(Chart and figure data)
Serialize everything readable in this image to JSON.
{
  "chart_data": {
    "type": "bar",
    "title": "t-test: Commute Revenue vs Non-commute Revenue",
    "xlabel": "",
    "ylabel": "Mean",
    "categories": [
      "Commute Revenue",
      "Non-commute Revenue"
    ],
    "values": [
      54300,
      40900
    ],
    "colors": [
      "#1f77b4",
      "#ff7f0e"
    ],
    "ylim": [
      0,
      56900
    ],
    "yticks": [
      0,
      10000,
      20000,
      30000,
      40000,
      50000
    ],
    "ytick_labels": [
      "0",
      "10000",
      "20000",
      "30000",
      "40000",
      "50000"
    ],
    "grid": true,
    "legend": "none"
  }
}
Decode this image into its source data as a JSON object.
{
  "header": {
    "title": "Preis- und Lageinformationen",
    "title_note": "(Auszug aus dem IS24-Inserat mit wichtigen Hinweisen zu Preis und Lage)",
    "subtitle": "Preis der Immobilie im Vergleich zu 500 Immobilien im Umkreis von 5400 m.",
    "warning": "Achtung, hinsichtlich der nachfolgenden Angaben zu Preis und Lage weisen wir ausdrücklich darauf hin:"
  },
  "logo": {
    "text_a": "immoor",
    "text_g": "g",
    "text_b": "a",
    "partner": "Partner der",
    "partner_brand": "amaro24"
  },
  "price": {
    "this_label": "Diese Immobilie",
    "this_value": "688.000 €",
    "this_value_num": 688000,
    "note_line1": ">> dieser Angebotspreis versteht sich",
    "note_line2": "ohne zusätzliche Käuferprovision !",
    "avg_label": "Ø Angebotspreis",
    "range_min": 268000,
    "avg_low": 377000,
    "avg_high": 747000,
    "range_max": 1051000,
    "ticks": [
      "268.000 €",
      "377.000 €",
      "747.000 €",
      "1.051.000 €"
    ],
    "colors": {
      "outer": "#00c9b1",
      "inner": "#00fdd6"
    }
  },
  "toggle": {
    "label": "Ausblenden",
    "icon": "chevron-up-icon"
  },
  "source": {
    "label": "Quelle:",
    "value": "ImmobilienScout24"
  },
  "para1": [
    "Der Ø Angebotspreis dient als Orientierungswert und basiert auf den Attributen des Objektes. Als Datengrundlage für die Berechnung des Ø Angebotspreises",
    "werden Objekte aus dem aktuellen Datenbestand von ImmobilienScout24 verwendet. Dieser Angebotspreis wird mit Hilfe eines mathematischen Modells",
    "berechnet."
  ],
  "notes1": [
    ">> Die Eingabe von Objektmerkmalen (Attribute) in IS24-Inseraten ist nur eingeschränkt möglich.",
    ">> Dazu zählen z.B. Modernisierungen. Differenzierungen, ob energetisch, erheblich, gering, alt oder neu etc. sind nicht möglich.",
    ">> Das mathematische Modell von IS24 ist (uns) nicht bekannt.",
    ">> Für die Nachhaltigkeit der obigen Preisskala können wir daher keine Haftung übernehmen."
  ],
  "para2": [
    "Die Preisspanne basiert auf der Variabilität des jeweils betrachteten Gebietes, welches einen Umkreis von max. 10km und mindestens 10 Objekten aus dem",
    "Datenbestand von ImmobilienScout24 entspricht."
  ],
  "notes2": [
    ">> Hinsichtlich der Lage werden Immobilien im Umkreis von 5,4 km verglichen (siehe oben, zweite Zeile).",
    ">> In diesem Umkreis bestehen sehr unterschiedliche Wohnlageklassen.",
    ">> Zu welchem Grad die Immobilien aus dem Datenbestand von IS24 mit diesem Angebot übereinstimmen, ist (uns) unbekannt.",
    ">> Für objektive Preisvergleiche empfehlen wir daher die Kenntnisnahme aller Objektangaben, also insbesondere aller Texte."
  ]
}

## Problem details
List each line in the listing that contains the string "Datenbestand".

## Response below
    "werden Objekte aus dem aktuellen Datenbestand von ImmobilienScout24 verwendet. Dieser Angebotspreis wird mit Hilfe eines mathematischen Modells",
    "Datenbestand von ImmobilienScout24 entspricht."
    ">> Zu welchem Grad die Immobilien aus dem Datenbestand von IS24 mit diesem Angebot übereinstimmen, ist (uns) unbekannt.",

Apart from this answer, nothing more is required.